TASK REQUIREMENTS:
Reproduce every line of the material below, but drop the pictures.

TASK INPUT:

○ ○ ○ ○ ○ ○ ○

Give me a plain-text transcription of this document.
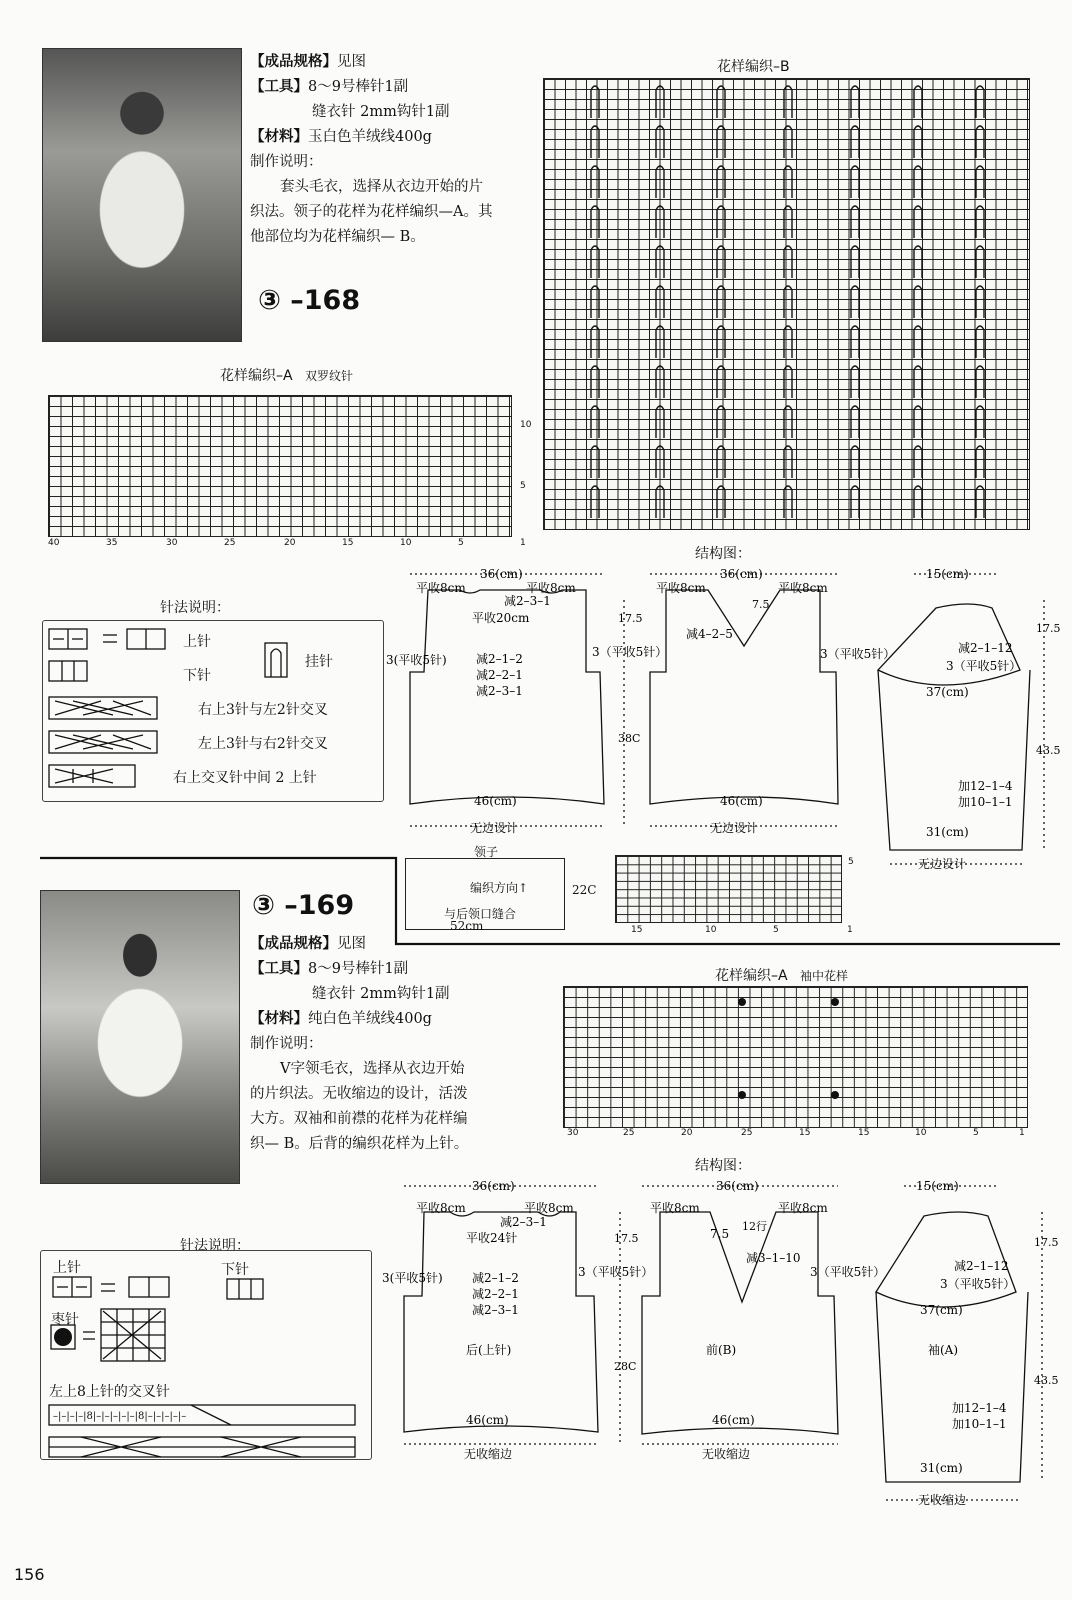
【成品规格】见图
【工具】8～9号棒针1副
缝衣针 2mm钩针1副
【材料】玉白色羊绒线400g
制作说明：
套头毛衣，选择从衣边开始的片
织法。领子的花样为花样编织—A。其
他部位均为花样编织— B。
③ –168
花样编织–B
花样编织–A 双罗纹针
10
5
40	35	30	25	20	15	10	5	1
针法说明：
上针
下针
挂针
右上3针与左2针交叉
左上3针与右2针交叉
右上交叉针中间 2 上针
结构图：
36(cm)
平收8cm	平收8cm
减2–3–1
平收20cm
3(平收5针) 减2–1–2
减2–2–1
减2–3–1
3（平收5针）
46(cm)
无边设计
36(cm)
平收8cm	平收8cm
减4–2–5
7.5
3（平收5针）
46(cm)
无边设计
17.5
38C
15(cm)
减2–1–12
3（平收5针）
37(cm)
加12–1–4
加10–1–1
31(cm)
无边设计
17.5
43.5
领子
编织方向↑
与后领口缝合
52cm
22C
5
15	10	5	1
③ –169
【成品规格】见图
【工具】8～9号棒针1副
缝衣针 2mm钩针1副
【材料】纯白色羊绒线400g
制作说明：
V字领毛衣，选择从衣边开始
的片织法。无收缩边的设计，活泼
大方。双袖和前襟的花样为花样编
织— B。后背的编织花样为上针。
花样编织–A 袖中花样
30	25	20	25	15	15	10	5	1
针法说明：
上针	下针
枣针
左上8上针的交叉针
–|–|–|–|8|–|–|–|–|–|8|–|–|–|–|–
结构图：
36(cm)
平收8cm	平收8cm
减2–3–1
平收24针
3(平收5针) 减2–1–2
减2–2–1
减2–3–1
3（平收5针）
后(上针)
46(cm)
无收缩边
36(cm)
平收8cm	平收8cm
7.5
12行
减3–1–10
3（平收5针）
前(B)
46(cm)
无收缩边
17.5
28C
15(cm)
减2–1–12
3（平收5针）
37(cm)
袖(A)
加12–1–4
加10–1–1
31(cm)
无收缩边
17.5
43.5
156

○ ○ ○ ○ ○ ○ ○

REPLY:
Give me a plain-text transcription of this document.
【成品规格】见图
【工具】8～9号棒针1副
缝衣针 2mm钩针1副
【材料】玉白色羊绒线400g
制作说明：
套头毛衣，选择从衣边开始的片
织法。领子的花样为花样编织—A。其
他部位均为花样编织— B。
③ –168
花样编织–B
花样编织–A 双罗纹针
10
5
40	35	30	25	20	15	10	5	1
针法说明：
上针
下针
挂针
右上3针与左2针交叉
左上3针与右2针交叉
右上交叉针中间 2 上针
结构图：
36(cm)
平收8cm	平收8cm
减2–3–1
平收20cm
3(平收5针) 减2–1–2
减2–2–1
减2–3–1
3（平收5针）
46(cm)
无边设计
36(cm)
平收8cm	平收8cm
减4–2–5
7.5
3（平收5针）
46(cm)
无边设计
17.5
38C
15(cm)
减2–1–12
3（平收5针）
37(cm)
加12–1–4
加10–1–1
31(cm)
无边设计
17.5
43.5
领子
编织方向↑
与后领口缝合
52cm
22C
5
15	10	5	1
③ –169
【成品规格】见图
【工具】8～9号棒针1副
缝衣针 2mm钩针1副
【材料】纯白色羊绒线400g
制作说明：
V字领毛衣，选择从衣边开始
的片织法。无收缩边的设计，活泼
大方。双袖和前襟的花样为花样编
织— B。后背的编织花样为上针。
花样编织–A 袖中花样
30	25	20	25	15	15	10	5	1
针法说明：
上针	下针
枣针
左上8上针的交叉针
–|–|–|–|8|–|–|–|–|–|8|–|–|–|–|–
结构图：
36(cm)
平收8cm	平收8cm
减2–3–1
平收24针
3(平收5针) 减2–1–2
减2–2–1
减2–3–1
3（平收5针）
后(上针)
46(cm)
无收缩边
36(cm)
平收8cm	平收8cm
7.5
12行
减3–1–10
3（平收5针）
前(B)
46(cm)
无收缩边
17.5
28C
15(cm)
减2–1–12
3（平收5针）
37(cm)
袖(A)
加12–1–4
加10–1–1
31(cm)
无收缩边
17.5
43.5
156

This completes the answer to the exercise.